## DIRECTIVE:
Show all lines holding the string "battery".

## GIVEN DATA:
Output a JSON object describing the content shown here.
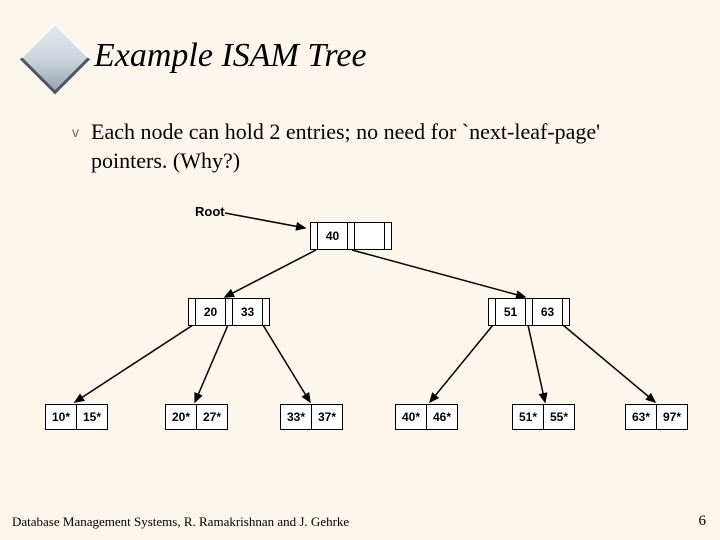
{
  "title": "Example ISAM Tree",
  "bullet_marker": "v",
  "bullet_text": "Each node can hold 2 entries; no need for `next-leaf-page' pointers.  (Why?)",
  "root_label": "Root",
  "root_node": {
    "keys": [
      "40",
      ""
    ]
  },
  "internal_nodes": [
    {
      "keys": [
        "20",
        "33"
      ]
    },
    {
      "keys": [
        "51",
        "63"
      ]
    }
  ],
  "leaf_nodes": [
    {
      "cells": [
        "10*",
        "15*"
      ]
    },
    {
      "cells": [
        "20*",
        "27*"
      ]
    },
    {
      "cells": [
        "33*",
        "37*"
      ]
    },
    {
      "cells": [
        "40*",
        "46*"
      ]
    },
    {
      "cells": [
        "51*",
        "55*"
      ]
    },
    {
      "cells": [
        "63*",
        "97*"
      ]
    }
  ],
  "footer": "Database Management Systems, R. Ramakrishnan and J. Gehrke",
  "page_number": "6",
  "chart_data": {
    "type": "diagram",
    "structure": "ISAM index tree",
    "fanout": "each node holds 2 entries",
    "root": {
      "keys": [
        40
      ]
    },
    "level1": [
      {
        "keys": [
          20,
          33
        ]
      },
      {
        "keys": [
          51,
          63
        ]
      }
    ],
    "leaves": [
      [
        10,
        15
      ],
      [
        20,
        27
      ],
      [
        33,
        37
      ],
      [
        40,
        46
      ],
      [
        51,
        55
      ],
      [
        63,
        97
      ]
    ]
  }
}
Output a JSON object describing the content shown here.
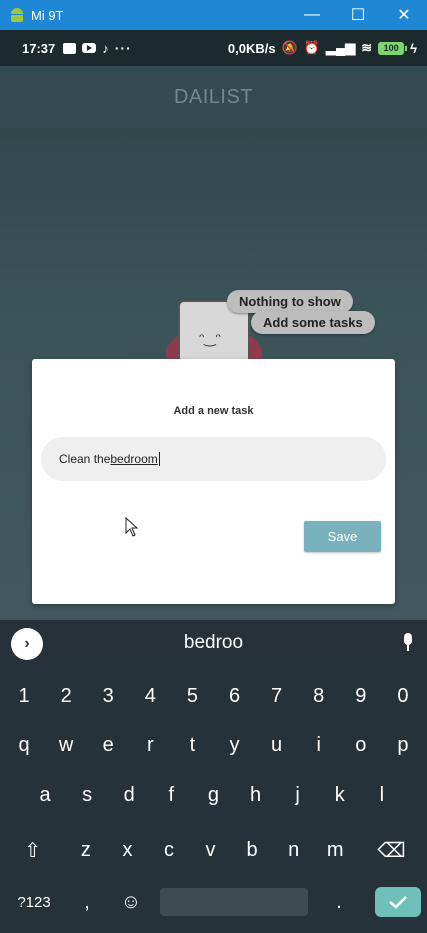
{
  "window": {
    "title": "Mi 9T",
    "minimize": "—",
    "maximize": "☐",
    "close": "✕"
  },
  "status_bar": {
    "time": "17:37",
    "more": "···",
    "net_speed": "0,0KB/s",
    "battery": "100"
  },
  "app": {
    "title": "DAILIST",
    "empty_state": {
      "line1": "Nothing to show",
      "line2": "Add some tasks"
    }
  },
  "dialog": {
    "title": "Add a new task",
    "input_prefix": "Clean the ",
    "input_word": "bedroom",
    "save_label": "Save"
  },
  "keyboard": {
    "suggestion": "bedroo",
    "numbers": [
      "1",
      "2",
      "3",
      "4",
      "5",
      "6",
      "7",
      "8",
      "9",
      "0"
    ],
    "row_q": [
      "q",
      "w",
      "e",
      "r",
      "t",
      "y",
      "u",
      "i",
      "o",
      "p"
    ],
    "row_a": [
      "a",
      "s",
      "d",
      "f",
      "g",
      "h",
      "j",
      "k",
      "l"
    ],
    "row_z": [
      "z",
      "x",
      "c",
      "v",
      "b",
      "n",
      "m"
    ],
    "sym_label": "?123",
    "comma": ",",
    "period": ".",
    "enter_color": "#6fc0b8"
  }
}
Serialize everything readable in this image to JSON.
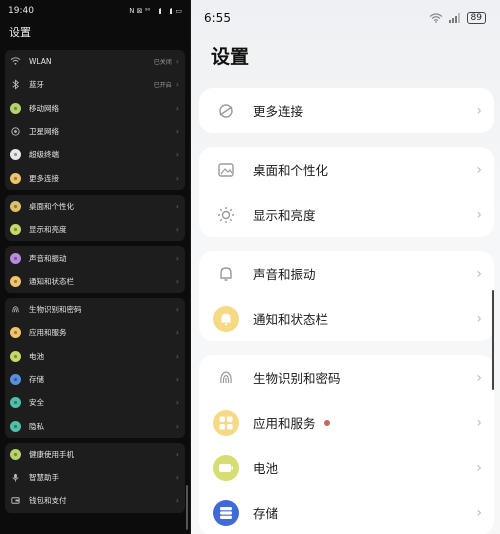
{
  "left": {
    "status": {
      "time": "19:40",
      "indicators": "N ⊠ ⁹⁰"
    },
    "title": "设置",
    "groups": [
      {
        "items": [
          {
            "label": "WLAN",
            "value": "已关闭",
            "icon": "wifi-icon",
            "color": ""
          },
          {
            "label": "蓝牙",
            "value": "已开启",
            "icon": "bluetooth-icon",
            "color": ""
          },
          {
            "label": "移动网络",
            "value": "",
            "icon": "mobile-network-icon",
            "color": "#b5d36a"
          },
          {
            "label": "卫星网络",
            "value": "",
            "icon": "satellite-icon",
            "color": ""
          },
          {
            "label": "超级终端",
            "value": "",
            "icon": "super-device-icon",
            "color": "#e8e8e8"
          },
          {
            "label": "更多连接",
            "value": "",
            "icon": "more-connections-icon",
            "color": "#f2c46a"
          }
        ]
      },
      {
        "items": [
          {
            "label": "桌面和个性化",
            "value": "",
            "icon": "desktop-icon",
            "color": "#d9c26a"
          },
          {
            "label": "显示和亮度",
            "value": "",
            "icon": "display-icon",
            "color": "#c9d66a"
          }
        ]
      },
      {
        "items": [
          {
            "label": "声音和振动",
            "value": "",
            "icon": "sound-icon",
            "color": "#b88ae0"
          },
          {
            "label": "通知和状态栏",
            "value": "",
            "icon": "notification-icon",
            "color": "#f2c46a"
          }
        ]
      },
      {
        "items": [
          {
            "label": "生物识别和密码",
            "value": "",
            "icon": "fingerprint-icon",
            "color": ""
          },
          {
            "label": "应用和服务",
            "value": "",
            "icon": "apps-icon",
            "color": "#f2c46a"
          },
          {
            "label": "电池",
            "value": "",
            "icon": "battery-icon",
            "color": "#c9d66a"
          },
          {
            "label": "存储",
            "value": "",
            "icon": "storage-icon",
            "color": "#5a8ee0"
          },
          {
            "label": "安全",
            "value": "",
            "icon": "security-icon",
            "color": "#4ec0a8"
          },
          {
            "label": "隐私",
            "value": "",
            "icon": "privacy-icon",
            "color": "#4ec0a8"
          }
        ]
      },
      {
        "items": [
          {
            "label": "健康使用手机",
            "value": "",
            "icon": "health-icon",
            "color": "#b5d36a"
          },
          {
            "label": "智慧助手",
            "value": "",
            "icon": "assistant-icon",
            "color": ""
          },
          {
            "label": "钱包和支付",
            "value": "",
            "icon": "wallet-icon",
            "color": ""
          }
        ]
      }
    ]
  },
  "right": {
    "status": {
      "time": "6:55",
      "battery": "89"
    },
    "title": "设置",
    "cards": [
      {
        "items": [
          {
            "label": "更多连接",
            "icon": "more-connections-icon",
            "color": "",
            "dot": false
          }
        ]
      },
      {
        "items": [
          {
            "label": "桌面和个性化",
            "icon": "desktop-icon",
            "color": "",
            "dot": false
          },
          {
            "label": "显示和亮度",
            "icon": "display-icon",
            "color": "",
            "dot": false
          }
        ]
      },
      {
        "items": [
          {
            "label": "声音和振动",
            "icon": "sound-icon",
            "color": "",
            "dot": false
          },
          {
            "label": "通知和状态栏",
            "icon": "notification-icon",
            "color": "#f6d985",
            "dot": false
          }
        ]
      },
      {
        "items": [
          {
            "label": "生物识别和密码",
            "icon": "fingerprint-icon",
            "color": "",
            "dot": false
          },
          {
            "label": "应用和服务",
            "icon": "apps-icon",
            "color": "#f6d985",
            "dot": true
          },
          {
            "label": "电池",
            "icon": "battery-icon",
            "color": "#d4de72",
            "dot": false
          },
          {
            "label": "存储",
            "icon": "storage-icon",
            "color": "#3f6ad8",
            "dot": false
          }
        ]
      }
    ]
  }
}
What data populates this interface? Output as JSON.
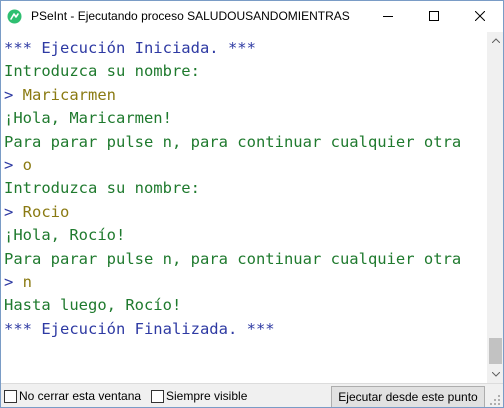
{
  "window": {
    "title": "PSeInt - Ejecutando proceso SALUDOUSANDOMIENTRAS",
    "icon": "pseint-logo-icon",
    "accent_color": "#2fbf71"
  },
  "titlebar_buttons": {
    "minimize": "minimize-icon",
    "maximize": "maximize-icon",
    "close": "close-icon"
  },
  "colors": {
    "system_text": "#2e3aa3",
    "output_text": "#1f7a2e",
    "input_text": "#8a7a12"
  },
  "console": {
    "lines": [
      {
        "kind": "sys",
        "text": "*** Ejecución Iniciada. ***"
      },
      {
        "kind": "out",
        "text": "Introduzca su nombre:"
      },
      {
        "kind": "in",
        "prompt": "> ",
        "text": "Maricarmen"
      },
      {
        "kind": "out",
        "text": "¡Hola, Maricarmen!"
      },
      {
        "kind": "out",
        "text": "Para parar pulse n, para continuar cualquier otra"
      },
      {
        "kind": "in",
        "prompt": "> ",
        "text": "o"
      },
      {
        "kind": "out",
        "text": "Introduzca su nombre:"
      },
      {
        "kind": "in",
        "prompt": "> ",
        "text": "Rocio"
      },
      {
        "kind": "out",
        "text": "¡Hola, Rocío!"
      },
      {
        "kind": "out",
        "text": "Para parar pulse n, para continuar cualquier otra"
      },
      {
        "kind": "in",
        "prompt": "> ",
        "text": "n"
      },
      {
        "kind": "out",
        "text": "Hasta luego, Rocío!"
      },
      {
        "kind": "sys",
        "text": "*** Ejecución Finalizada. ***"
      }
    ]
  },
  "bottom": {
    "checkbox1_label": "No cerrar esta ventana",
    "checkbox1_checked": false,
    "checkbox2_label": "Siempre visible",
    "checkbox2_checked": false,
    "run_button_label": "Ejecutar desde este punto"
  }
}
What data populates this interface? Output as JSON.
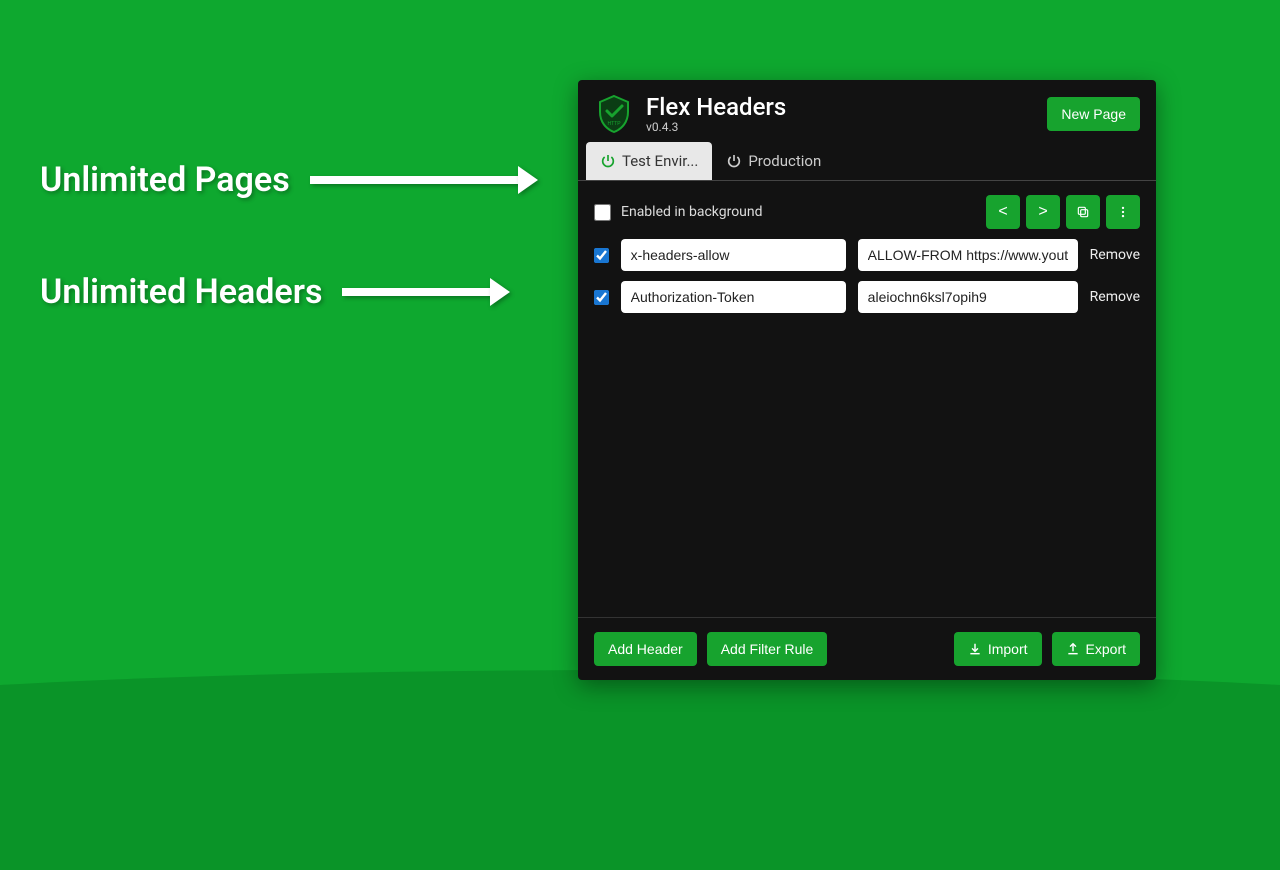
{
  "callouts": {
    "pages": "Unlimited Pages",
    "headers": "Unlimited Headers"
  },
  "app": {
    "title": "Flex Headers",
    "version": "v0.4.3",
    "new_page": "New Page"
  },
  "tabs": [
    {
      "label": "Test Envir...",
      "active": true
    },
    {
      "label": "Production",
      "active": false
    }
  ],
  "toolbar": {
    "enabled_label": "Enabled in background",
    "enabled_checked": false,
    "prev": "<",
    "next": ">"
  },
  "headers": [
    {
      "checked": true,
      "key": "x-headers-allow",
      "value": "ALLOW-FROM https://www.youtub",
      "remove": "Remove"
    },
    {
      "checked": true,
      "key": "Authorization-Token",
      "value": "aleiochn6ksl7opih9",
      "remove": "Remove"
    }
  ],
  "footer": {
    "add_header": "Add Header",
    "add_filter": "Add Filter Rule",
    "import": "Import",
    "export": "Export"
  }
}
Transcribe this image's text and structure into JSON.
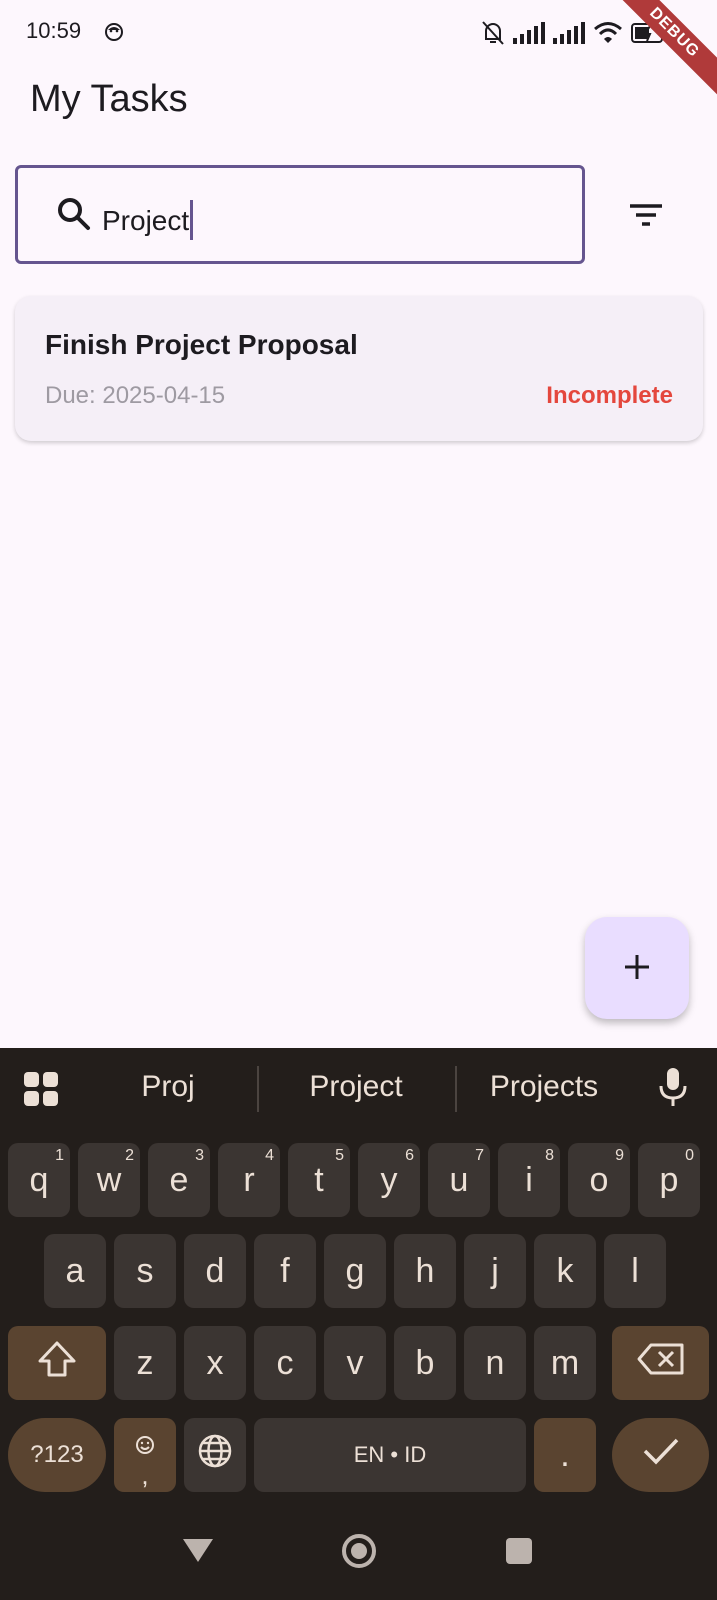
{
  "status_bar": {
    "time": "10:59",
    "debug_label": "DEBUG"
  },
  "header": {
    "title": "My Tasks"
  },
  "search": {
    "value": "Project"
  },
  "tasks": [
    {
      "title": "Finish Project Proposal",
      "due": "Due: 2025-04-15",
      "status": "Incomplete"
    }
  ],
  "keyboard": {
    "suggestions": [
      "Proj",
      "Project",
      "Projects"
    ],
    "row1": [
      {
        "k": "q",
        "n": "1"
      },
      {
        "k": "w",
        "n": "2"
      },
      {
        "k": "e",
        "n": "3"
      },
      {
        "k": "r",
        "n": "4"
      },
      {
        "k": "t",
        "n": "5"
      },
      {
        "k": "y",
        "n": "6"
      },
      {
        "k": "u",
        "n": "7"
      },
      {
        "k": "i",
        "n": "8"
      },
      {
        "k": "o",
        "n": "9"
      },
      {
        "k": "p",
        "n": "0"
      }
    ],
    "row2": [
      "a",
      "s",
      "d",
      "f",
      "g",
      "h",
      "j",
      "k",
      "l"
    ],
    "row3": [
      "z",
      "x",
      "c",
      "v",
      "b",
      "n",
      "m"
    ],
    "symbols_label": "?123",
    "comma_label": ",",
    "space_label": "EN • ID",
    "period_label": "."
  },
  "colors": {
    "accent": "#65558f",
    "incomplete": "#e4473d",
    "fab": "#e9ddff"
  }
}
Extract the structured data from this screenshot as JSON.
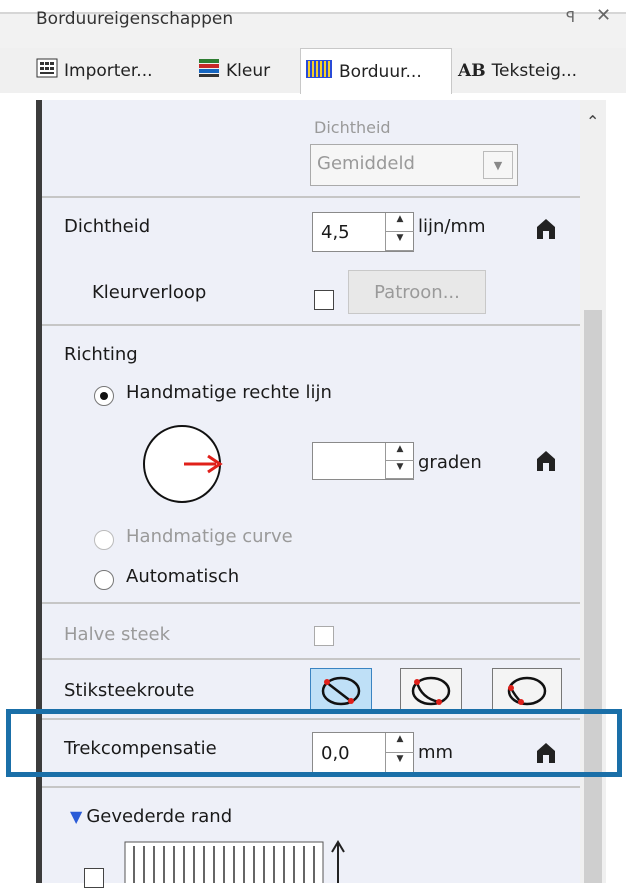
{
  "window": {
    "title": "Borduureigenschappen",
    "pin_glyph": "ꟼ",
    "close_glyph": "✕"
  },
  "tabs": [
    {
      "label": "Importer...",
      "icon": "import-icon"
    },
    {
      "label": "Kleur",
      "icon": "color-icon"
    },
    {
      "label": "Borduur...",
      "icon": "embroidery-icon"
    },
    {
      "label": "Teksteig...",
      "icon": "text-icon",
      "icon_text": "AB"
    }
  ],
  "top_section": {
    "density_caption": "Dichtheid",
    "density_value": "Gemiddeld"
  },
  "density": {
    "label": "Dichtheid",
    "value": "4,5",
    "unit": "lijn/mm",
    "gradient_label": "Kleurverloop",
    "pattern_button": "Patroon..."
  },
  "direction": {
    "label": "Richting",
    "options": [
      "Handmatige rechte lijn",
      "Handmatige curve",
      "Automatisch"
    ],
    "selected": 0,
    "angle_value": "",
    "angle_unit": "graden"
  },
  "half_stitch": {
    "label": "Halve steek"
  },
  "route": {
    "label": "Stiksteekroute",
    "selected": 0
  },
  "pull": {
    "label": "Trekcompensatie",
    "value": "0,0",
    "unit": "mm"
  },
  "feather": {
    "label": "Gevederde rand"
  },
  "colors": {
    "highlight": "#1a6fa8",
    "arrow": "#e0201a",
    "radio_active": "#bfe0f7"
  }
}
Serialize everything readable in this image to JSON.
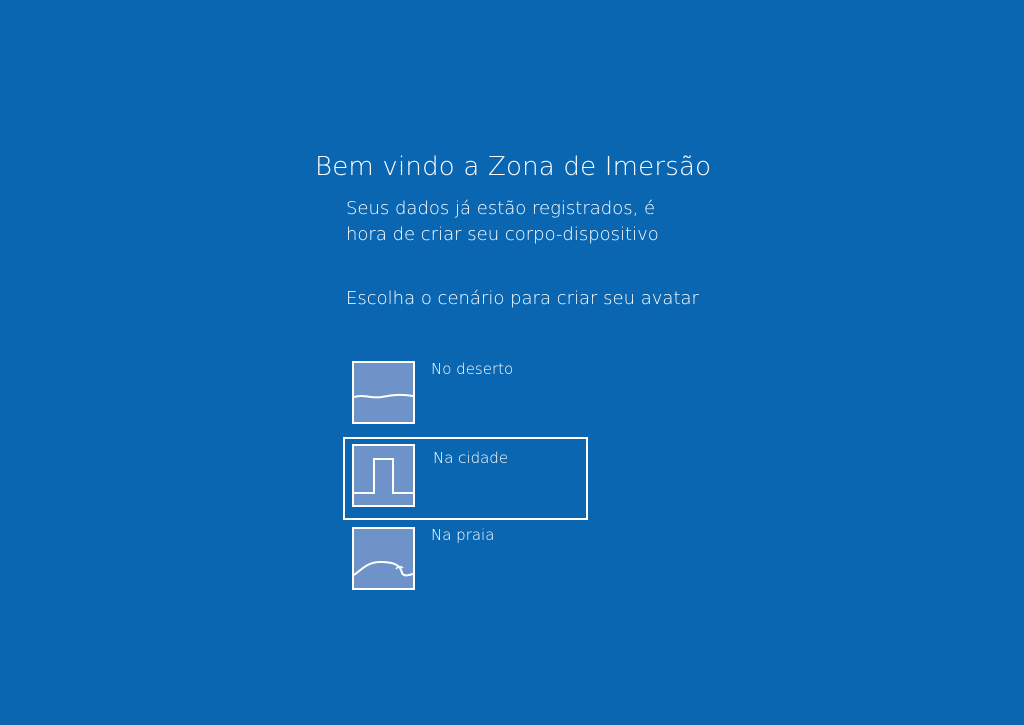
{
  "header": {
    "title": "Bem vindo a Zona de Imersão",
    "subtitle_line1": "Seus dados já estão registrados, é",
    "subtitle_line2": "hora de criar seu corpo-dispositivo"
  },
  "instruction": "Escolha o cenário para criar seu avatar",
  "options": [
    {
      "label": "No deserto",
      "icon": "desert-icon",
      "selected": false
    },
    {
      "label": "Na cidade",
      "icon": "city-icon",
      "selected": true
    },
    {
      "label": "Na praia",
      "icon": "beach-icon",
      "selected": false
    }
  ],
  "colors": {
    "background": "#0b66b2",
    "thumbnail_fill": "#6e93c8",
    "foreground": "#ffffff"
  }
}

## SOLUTION:
    "battery": "100"
            "icon": "battery-icon",
      "battery": "89"
            "icon": "battery-icon",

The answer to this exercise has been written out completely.